*DIRECTIONS FOR THIS TASK*.
Return each line holding the string "CONTINUED".

*LISTED ENTRIES*.
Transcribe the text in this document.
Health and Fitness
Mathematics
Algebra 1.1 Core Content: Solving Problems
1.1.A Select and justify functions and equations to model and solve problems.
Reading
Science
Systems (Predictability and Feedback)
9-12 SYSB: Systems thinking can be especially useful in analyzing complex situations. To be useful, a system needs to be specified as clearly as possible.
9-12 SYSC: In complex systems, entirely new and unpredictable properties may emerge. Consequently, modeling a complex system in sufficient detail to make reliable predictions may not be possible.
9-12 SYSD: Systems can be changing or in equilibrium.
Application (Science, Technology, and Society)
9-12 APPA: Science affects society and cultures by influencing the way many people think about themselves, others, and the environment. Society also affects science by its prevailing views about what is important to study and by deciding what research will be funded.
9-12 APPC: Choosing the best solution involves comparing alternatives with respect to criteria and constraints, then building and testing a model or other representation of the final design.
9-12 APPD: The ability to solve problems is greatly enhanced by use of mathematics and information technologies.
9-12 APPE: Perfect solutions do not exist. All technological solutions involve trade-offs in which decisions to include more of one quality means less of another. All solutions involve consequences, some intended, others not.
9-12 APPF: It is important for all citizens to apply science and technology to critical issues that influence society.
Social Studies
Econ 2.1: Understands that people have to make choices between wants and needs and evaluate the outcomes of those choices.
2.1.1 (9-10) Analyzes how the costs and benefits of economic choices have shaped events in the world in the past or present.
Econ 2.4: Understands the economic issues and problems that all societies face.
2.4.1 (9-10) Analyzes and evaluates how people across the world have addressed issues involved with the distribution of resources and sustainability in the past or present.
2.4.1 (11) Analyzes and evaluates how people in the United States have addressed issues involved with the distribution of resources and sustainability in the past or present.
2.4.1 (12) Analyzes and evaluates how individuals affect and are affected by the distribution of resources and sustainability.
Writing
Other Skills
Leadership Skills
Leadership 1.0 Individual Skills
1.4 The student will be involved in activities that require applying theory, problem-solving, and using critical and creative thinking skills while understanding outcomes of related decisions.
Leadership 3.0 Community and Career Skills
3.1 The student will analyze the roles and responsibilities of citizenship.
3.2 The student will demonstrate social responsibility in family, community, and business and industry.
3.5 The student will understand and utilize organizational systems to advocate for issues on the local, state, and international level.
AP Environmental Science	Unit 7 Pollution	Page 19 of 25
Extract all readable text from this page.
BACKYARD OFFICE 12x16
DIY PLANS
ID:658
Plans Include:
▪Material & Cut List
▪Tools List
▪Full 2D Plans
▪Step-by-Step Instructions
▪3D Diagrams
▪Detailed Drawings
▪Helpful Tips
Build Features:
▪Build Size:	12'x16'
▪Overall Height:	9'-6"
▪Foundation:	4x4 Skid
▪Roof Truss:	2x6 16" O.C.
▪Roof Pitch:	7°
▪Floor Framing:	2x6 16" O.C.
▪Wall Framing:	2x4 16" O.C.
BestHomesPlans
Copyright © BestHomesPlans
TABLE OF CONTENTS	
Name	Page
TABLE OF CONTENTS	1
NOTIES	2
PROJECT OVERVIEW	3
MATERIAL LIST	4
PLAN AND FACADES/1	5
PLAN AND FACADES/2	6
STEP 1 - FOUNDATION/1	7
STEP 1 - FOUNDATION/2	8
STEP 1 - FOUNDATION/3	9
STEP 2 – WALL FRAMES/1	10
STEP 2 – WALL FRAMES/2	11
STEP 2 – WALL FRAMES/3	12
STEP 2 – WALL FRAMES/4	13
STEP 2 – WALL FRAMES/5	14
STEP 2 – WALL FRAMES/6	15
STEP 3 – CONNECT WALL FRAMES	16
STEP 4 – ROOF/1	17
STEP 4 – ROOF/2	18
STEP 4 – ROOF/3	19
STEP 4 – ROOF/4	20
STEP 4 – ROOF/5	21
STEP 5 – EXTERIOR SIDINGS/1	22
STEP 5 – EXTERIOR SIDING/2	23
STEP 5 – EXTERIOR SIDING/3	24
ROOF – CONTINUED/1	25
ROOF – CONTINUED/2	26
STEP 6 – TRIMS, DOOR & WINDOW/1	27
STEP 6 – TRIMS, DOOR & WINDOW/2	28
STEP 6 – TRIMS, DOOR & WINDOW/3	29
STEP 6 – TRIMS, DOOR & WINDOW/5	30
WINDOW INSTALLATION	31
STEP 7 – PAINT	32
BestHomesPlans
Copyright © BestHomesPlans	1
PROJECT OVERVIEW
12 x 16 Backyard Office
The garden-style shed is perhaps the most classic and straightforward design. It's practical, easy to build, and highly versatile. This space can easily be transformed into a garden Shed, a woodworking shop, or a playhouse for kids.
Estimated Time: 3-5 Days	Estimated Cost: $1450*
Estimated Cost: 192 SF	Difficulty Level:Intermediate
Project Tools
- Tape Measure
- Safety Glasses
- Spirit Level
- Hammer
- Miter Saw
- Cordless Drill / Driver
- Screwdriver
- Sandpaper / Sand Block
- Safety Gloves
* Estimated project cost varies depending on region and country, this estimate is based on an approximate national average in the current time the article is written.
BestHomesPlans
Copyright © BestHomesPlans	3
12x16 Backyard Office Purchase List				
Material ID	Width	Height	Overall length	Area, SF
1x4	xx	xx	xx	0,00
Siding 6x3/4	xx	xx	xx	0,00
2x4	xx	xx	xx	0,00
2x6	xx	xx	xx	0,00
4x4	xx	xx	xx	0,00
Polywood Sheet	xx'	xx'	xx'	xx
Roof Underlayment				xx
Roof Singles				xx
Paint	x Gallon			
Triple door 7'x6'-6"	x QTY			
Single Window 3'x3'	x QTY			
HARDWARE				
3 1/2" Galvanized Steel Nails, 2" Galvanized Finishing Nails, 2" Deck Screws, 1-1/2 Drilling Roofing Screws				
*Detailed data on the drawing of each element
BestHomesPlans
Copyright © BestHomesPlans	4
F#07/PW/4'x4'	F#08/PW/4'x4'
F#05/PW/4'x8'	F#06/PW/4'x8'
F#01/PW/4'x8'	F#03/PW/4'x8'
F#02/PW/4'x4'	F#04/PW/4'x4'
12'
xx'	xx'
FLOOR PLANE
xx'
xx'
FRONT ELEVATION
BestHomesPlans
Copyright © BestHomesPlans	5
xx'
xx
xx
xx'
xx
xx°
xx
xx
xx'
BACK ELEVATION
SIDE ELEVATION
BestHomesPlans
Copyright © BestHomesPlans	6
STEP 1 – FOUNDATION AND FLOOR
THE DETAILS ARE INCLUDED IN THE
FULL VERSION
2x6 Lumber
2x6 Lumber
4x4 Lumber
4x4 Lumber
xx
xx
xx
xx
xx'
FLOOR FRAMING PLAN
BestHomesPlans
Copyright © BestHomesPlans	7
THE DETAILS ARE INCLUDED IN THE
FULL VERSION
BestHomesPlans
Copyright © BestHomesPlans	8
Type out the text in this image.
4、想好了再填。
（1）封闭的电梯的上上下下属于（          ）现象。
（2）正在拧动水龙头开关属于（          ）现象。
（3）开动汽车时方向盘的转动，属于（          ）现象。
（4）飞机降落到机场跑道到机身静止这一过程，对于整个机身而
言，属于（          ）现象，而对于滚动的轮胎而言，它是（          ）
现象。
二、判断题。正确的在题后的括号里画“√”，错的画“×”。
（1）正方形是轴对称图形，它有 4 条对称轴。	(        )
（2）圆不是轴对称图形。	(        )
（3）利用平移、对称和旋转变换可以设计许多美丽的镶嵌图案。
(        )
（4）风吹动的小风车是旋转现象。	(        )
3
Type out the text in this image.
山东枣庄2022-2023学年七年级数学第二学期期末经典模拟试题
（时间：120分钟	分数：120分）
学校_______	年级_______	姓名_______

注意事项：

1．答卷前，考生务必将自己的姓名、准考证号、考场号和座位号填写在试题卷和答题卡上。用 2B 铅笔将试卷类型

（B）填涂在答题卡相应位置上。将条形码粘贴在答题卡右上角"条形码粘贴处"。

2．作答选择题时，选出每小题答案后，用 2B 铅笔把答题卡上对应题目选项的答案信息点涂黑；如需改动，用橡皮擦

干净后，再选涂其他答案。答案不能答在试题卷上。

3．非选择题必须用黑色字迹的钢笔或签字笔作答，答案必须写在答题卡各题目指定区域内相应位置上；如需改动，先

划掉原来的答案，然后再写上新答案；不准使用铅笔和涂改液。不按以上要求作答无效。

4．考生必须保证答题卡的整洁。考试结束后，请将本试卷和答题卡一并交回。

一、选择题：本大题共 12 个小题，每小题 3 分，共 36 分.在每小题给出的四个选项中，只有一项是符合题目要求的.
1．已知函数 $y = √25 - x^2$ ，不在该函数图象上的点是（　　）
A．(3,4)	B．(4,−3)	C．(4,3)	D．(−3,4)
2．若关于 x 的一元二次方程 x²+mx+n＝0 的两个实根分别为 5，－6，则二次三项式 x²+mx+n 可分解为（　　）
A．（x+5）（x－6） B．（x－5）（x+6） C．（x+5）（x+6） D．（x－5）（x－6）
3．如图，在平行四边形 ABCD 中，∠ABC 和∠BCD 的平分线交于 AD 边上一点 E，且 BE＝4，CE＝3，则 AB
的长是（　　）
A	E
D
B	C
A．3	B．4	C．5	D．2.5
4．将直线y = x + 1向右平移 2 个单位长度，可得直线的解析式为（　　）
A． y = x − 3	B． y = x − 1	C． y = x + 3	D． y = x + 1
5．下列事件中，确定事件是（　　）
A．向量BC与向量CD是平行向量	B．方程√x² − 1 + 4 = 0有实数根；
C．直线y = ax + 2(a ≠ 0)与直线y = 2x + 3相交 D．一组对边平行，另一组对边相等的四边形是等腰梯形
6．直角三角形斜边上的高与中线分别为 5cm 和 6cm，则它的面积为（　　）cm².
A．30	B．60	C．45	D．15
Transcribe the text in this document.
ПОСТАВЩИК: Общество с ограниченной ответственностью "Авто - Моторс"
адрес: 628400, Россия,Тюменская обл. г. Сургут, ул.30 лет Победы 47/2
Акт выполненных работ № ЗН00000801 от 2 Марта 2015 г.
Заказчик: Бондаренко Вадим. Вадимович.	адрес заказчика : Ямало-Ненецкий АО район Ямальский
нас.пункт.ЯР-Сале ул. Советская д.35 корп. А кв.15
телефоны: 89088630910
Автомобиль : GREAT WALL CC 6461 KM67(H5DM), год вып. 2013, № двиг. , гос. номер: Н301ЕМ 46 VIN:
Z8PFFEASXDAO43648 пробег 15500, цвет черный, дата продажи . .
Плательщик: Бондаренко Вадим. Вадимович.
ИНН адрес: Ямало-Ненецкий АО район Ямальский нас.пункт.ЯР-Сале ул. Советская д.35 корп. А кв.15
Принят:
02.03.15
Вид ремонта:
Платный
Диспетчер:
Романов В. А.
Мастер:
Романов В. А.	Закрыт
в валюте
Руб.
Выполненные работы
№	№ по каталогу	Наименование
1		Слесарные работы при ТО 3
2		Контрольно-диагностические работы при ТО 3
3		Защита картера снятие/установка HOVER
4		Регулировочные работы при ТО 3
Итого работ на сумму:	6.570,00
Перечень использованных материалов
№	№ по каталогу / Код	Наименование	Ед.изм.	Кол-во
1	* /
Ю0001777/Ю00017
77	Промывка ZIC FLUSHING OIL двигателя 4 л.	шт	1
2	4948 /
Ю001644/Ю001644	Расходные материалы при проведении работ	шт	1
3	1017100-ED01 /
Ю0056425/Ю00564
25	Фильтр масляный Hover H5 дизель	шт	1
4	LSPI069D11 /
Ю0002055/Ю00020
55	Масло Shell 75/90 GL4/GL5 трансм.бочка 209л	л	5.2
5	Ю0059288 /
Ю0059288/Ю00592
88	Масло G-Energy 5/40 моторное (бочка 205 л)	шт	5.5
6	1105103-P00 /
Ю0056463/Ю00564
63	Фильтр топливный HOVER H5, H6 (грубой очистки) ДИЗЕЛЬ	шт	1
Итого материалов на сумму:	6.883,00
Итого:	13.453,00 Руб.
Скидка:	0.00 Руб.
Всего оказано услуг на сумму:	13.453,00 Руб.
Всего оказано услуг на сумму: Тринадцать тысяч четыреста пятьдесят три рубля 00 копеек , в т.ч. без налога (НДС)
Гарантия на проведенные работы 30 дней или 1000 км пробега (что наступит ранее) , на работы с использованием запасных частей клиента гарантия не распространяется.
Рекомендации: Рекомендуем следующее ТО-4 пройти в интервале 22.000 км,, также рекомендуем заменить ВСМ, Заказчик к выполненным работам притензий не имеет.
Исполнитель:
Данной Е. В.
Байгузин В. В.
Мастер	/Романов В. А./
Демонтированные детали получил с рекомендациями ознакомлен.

*WRITTEN RESPONSE*.
ROOF – CONTINUED/1	25
ROOF – CONTINUED/2	26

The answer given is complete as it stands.